Look through the lines below and extract each one that contains "title".

§ **Records from a collection**:
- - -
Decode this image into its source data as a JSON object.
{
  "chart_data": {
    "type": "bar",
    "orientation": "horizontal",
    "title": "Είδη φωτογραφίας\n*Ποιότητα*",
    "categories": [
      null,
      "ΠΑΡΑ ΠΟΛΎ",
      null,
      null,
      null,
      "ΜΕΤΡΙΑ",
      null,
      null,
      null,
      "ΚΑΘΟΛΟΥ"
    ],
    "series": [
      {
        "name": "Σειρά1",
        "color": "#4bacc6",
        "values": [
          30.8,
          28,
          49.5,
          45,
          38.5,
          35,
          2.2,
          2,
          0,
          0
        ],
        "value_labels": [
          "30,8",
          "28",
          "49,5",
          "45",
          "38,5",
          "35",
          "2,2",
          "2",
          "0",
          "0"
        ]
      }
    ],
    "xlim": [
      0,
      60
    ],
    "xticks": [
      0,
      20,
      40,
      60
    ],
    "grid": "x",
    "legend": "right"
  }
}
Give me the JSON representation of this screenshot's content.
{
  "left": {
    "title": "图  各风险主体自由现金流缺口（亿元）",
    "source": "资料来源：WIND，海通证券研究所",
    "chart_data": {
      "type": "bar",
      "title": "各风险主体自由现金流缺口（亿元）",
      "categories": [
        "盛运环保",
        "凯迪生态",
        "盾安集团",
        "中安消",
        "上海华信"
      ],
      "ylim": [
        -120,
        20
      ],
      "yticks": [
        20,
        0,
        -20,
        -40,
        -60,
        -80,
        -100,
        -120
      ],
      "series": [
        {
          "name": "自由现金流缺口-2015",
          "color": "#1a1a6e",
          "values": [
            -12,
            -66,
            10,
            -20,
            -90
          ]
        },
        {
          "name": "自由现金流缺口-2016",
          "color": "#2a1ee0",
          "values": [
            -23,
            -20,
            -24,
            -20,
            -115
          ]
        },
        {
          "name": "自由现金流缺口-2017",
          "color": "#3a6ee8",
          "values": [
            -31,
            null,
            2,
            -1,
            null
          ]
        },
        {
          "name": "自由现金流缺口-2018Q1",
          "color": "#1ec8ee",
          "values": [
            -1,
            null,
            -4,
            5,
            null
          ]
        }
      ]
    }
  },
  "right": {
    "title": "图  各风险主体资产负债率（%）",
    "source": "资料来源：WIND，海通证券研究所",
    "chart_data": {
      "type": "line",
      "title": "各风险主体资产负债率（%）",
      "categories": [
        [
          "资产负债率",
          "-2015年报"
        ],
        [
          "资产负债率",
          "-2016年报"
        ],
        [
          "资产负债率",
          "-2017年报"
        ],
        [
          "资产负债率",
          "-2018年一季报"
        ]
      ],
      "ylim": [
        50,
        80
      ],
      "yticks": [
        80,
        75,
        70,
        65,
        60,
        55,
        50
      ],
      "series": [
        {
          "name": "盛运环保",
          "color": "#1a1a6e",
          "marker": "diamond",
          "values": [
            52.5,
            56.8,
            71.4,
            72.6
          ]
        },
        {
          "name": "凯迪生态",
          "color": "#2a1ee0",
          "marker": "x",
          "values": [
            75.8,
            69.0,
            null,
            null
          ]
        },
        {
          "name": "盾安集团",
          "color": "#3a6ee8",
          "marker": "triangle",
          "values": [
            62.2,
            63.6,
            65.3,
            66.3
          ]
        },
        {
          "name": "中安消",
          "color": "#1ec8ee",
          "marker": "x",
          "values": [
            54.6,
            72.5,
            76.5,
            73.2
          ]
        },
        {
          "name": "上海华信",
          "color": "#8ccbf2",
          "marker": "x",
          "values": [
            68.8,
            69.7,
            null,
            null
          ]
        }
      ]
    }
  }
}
- - -
§ **EXERCISE SOLUTION**:
    "title": "Είδη φωτογραφίας\n*Ποιότητα*",
    "title": "图  各风险主体自由现金流缺口（亿元）",
      "title": "各风险主体自由现金流缺口（亿元）",
    "title": "图  各风险主体资产负债率（%）",
      "title": "各风险主体资产负债率（%）",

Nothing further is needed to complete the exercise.